Continue the passage on the benefits of MVC applications over linear PHP code, picking up right after its final sentence.

───── Exercise passage

What Are the Benefits of an MVC Application?

MVC applications are specific to the web, but they are much more robust than linear applications. Although PHP has recently built OOP into the language, most PHP developers use it in a linear fashion. This means that code executes line-by-line and isn't too modular (some PHP developers would disagree, however). PHP does not separate data from the main HTML code, so you're stuck reproducing the same code each time you make a new page. For instance, with MVC you can use the same customer model throughout your entire application. With PHP, the customer data you display must be queried and constructed each time you create a new page. With MVC, you just point the view to the model you want to use and reuse the same model in any other parts of your application.

PHP is the foundation of pre-packaged sites such as Joomla and WordPress, but these sites also get hacked often. If you don't continuously update your WordPress version and any associated plugins, your site will likely get hacked. If you keep track of WordPress plugins, you'll know that the All in One SEO and Yoast programmers announced serious security flaws in their code. If you haven't updated these plugins, you need to update them to protect your site. One issue with PHP is that most coders use inline SQL. Inline SQL leaves your site open to SQL injection, which is a predominant hacking method on the web.

──────────
───── Dataset records

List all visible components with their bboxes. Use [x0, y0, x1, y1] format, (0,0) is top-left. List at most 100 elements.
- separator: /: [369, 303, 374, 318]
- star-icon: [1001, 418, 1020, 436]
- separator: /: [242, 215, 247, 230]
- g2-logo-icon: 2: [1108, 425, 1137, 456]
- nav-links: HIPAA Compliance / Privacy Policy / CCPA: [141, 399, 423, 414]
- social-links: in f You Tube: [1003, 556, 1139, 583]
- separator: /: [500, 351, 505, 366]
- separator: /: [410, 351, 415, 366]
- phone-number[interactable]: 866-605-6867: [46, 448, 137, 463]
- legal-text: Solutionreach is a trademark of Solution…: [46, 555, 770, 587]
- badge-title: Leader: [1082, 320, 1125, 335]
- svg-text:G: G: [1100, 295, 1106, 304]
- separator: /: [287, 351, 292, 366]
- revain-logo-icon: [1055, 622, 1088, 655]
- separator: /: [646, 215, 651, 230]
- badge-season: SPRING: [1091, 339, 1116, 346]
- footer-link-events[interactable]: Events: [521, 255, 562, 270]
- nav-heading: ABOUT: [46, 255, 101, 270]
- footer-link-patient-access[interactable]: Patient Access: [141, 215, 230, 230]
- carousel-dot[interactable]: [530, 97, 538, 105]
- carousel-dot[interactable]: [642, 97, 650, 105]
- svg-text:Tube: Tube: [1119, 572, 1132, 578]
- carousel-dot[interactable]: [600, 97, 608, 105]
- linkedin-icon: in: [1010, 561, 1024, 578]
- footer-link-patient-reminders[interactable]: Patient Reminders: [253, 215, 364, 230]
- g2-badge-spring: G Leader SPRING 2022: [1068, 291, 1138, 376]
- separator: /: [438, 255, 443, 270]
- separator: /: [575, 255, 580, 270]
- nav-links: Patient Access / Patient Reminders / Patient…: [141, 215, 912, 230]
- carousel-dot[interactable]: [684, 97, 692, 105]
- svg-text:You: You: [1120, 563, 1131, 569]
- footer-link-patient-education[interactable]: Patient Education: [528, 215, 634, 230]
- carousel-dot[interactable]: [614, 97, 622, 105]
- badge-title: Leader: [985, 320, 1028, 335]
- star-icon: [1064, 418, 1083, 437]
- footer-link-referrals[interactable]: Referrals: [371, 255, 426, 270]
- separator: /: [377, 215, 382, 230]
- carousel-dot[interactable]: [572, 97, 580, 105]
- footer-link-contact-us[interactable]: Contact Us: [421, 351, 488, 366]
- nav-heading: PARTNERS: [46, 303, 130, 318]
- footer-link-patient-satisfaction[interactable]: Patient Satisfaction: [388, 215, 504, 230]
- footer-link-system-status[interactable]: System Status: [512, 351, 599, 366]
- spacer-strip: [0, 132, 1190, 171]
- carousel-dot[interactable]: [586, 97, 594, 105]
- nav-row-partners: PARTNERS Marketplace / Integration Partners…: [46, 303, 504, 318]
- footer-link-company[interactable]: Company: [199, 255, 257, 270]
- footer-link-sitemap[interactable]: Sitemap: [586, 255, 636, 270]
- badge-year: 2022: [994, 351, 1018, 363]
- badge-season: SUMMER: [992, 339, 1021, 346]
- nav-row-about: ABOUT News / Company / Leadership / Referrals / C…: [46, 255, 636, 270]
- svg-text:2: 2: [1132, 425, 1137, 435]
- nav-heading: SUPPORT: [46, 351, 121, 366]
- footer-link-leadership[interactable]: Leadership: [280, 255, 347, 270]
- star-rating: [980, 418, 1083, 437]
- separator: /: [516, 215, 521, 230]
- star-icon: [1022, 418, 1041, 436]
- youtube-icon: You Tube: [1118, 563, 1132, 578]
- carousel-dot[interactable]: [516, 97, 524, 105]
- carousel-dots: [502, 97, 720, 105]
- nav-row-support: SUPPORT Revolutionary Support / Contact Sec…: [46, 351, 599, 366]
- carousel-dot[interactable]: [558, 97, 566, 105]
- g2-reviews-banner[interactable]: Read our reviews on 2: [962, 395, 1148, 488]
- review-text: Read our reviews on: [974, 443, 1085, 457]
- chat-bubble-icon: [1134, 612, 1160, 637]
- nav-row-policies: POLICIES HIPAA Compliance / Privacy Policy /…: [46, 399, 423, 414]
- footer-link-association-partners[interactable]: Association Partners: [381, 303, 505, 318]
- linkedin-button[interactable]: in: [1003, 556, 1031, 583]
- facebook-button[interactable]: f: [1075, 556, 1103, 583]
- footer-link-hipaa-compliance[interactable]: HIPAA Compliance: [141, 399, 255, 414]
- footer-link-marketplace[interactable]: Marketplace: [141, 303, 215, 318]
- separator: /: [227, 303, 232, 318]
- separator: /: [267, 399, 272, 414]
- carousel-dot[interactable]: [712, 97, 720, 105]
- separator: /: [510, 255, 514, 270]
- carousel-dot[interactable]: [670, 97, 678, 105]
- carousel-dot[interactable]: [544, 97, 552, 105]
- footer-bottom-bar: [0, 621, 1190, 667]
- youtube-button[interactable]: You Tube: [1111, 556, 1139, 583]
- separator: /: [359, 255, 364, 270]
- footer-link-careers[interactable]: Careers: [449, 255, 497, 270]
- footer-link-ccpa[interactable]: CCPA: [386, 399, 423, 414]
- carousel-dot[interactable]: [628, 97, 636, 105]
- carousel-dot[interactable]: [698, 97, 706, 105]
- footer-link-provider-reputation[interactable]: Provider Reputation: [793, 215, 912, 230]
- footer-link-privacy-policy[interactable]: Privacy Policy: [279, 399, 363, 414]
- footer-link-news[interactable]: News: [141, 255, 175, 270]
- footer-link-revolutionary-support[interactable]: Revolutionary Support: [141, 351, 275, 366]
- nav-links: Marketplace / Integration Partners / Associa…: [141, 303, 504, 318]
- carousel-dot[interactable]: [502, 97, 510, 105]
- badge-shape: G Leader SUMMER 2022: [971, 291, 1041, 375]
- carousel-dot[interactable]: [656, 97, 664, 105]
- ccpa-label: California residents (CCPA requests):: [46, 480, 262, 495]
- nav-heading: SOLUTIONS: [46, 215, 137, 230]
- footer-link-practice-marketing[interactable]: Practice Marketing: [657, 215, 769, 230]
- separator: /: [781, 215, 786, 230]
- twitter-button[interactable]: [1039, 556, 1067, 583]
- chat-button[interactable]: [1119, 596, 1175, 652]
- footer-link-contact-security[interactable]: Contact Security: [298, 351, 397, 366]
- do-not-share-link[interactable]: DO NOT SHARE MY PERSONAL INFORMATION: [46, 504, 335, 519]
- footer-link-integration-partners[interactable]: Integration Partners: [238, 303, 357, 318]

──────────

# Task response
With MVC C#, the database is queried using Entity Framework (EF). EF queries a database without allowing SQL injection (assuming the database designer does not use dynamic SQL). Dynamic SQL is a type of coding that builds SQL statements on-the-fly. If the designer does not strip out malicious characters, the hacker can inject SQL into the statements. Most EF applications don't use dynamic SQL or inline SQL, so your applications are safe. Of course, other security protection steps apply to your website, but you don't have the issues that PHP webmasters have with plugins and poorly formed SQL code.

Code reuse is a major benefit for large corporations. Instead of reinventing the wheel with each new application, developers can reuse their code within the application or with new projects. Because developers work on an hourly basis, businesses save money when code can be reused in other applications. Most businesses have an externally facing public website and an internal CRM. The CRM is usually integrated with the website, so employees can offer customer service and fulfill orders submitted from the website. The code for each of these projects can be reused as you scale your application. For instance, the customer class can be used on the public website as well as the internal CRM.

MVC is the next generation of frameworks, so developers familiar with old ASP.NET web forms will like that you no longer need to work with "viewstate" objects or any "postback" events. If you ever programmed web forms, you know how much of a hassle it was to keep track of the viewstate object and the web form's page status. You no longer need to manage these objects in MVC C#.

Should You Convert to MVC?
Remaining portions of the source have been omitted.